TEKS LATIHAN =>
□ □ □ □ □
17 Warga Meninggal Dunia Akibat Gempa di Cianjur

Update korban gempa cianjur
Bangunan di Cianjur rusak parah terkena gempa bumi 5,6 magnitudi. Foto: bnpb.go.id

JAWA BARAT (gokepri.com) – Gempa bumi terjadi Senin 21 November 2022 sekira pukul 13.21 WIB dengan pusat gempa di 10 km barat daya Kabupaten Cianjur, Jawa Barat. Gempa di Cianjur ini menyebabkan sejumlah kerusakan infrastruktur dan korban jiwa.

Berdasarkan informasi di laman bmkg.go.id, gempa bumi 5,6 magnitundo itu turut dirasakan di daerah Garut, Sukabumi, Cimahi, Lembang, Kota Bandung, Cikalong Wetan, Rangkasbitung, Bogor, Rancaekek, Tangerang Selatan, Jakarta, Depok, Tanggerang, Bakauheni.
□ □ □ □ □
CUPLIKAN KUMPULAN DATA =>

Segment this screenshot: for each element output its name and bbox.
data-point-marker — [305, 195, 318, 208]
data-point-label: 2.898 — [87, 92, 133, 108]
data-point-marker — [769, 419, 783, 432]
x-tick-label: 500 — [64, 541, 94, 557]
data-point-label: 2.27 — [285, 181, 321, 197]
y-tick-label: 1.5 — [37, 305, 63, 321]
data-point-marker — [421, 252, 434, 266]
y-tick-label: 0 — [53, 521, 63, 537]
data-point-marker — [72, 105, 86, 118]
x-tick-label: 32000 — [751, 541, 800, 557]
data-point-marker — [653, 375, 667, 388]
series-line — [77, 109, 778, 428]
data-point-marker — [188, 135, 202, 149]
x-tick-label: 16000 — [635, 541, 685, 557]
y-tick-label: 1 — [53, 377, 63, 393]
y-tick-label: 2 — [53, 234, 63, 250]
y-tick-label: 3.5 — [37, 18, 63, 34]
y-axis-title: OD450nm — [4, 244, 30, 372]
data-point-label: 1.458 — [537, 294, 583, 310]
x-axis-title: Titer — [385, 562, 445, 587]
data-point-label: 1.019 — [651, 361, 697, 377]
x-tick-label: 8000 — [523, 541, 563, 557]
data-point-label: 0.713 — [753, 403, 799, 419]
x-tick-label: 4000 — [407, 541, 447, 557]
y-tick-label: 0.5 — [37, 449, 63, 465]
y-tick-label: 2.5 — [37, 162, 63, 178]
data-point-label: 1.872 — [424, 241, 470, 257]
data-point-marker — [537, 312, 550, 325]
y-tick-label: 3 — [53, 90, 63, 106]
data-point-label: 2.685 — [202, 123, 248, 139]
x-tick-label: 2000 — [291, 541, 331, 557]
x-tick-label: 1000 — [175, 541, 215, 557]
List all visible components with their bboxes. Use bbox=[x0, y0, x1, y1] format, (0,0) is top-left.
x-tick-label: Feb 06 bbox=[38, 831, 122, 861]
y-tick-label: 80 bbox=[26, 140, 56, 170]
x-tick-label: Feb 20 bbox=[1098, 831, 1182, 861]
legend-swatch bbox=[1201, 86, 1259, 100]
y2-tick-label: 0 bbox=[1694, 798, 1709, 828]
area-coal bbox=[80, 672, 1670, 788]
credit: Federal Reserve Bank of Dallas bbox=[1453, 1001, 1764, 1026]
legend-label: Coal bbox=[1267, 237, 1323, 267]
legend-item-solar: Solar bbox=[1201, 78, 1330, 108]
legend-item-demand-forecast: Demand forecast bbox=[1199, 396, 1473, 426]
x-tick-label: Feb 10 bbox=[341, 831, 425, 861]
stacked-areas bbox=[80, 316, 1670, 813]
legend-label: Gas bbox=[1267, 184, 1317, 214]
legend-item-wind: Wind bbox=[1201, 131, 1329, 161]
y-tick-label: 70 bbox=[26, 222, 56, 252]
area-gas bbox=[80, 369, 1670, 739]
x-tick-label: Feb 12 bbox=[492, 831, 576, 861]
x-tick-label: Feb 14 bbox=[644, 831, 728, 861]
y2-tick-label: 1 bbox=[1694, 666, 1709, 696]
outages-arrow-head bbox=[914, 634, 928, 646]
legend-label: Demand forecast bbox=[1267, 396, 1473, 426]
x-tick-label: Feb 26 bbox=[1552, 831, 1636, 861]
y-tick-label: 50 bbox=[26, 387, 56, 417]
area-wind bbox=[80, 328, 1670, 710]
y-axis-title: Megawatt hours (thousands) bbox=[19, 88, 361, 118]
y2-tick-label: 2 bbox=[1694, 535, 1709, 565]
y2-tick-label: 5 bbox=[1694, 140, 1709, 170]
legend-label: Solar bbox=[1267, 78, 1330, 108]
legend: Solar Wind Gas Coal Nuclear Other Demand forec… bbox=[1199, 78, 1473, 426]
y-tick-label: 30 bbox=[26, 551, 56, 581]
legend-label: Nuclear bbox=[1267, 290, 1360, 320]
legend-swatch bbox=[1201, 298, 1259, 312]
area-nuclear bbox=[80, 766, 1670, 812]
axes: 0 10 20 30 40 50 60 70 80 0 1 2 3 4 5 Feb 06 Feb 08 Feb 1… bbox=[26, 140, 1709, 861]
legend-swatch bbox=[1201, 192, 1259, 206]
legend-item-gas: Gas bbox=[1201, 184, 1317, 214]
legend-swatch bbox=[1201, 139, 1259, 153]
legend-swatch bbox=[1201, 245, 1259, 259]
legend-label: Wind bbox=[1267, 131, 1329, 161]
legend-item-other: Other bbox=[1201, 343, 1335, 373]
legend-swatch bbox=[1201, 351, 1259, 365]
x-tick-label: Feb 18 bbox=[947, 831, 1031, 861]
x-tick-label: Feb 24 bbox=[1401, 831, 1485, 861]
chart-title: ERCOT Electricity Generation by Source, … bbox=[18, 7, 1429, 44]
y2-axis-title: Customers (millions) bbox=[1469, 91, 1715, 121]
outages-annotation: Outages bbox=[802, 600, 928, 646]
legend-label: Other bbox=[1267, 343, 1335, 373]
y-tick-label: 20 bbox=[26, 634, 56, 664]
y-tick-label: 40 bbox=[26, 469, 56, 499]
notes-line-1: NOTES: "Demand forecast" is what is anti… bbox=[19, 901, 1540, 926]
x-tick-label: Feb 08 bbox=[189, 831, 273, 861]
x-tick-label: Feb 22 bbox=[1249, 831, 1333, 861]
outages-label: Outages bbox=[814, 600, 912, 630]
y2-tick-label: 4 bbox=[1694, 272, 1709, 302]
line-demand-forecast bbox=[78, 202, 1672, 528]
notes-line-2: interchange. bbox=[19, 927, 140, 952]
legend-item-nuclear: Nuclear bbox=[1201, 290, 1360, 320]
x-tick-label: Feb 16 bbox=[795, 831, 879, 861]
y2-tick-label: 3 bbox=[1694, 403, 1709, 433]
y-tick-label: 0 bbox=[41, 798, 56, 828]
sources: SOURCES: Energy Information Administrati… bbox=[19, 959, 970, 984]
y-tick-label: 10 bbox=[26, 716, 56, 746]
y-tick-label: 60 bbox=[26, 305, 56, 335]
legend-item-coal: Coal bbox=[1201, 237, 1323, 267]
□ □ □ □ □
YANG HARUS DIKERJAKAN =>
1. Menurut teks berita gempa Cianjur, mengapa bangunan di Cianjur rusak parah? Jelaskan dalam satu sampai tiga kalimat.
2. Salin kata demi kata bagian dari teks berita gempa Cianjur, mulai dari bagian yang memuat kata-kata "Berdasarkan informasi di", lalu berhenti setelah "Depok, Tanggerang, Bakauheni.".

JAWABAN TIAP TUGAS =>
1. Bangunan di Cianjur rusak parah karena terkena gempa bumi berkekuatan 5,6 magnitudo. Gempa itu terjadi pada Senin, 21 November 2022 sekitar pukul 13.21 WIB, dengan pusat gempa 10 km barat daya Kabupaten Cianjur, Jawa Barat.

2.
Berdasarkan informasi di laman bmkg.go.id, gempa bumi 5,6 magnitundo itu turut dirasakan di daerah Garut, Sukabumi, Cimahi, Lembang, Kota Bandung, Cikalong Wetan, Rangkasbitung, Bogor, Rancaekek, Tangerang Selatan, Jakarta, Depok, Tanggerang, Bakauheni.